#### [Article]
——————

Mais quoi ?! Becca Stevens doit avoir les oreilles passablement irritées par cette question ringarde récurrente : « Jazz ou pas jazz ? » Elle est ringarde sans aucun doute. Et pourtant, comment ne pas se la poser lorsque l’on est le rédacteur en chef de l’un des derniers medias à faire vitrine au jazz, lorsque la surface d’exposition offerte par Jazzmag ne suffit à faire la lumière que d’une infime partie d’une scène jazz hyper vivante et polymorphe qui ne trouvera de visibilité nulle part ailleurs, sauf éventuellement à être vocale, et si possible plus “jazzy” que jazz ?

Je ne dirai pas que Becca Stevens est jazzy. Non plus qu’elle est folky. Beuarkh ! Je réserve ces diminutifs écœurants à d’autres. Folk, elle l’est franchement, relevant d’une longue tradition qu’elle assume et réinvente en beauté. Jazz, l’est-elle et comment ?

——————

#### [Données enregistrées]
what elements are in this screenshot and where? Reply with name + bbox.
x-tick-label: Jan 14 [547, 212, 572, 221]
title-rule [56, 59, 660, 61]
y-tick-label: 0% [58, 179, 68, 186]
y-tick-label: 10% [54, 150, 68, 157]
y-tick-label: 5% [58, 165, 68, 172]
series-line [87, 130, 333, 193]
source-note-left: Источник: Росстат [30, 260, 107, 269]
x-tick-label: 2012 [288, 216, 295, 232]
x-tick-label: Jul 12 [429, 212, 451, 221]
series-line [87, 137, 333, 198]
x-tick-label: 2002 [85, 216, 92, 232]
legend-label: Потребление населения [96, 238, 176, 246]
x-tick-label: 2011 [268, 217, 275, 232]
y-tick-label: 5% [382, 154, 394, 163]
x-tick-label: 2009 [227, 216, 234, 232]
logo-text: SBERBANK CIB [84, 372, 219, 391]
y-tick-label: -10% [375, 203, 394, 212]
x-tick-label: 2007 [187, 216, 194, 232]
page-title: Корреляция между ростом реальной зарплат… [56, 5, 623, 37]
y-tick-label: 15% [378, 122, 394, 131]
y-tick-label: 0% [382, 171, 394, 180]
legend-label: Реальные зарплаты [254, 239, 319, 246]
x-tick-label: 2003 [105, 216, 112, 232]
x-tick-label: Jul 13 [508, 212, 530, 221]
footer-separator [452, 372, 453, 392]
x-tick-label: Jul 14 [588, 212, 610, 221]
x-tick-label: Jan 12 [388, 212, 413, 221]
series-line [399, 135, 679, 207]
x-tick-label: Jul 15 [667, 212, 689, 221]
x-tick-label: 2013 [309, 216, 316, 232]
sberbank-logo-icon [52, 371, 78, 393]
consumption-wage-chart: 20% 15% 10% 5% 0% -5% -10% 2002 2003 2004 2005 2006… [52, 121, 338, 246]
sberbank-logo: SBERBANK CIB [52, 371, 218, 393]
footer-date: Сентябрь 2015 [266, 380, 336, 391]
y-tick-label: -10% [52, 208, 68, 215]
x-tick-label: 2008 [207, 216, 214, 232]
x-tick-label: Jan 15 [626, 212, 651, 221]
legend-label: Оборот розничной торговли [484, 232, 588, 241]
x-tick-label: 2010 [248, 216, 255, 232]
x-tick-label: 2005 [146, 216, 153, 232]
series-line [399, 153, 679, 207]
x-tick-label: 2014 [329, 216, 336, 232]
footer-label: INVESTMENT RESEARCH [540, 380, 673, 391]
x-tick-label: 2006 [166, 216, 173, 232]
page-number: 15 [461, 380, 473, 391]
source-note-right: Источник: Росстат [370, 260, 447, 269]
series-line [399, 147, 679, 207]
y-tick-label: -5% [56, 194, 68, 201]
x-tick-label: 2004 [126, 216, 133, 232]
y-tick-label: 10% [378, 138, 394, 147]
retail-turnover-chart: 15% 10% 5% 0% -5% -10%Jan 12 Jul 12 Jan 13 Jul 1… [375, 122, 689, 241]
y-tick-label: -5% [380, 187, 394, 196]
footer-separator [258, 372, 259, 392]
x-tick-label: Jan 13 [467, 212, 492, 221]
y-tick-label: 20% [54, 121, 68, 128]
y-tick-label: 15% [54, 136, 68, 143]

——————

Citez mot pour mot le passage de l'article sur Becca Stevens qui va de « Mais quoi ?! Becca » jusqu'à « l’est-elle et comment ? » inclus.

#### [Résultat de l'exercice]
Mais quoi ?! Becca Stevens doit avoir les oreilles passablement irritées par cette question ringarde récurrente : « Jazz ou pas jazz ? » Elle est ringarde sans aucun doute. Et pourtant, comment ne pas se la poser lorsque l’on est le rédacteur en chef de l’un des derniers medias à faire vitrine au jazz, lorsque la surface d’exposition offerte par Jazzmag ne suffit à faire la lumière que d’une infime partie d’une scène jazz hyper vivante et polymorphe qui ne trouvera de visibilité nulle part ailleurs, sauf éventuellement à être vocale, et si possible plus “jazzy” que jazz ?

Je ne dirai pas que Becca Stevens est jazzy. Non plus qu’elle est folky. Beuarkh ! Je réserve ces diminutifs écœurants à d’autres. Folk, elle l’est franchement, relevant d’une longue tradition qu’elle assume et réinvente en beauté. Jazz, l’est-elle et comment ?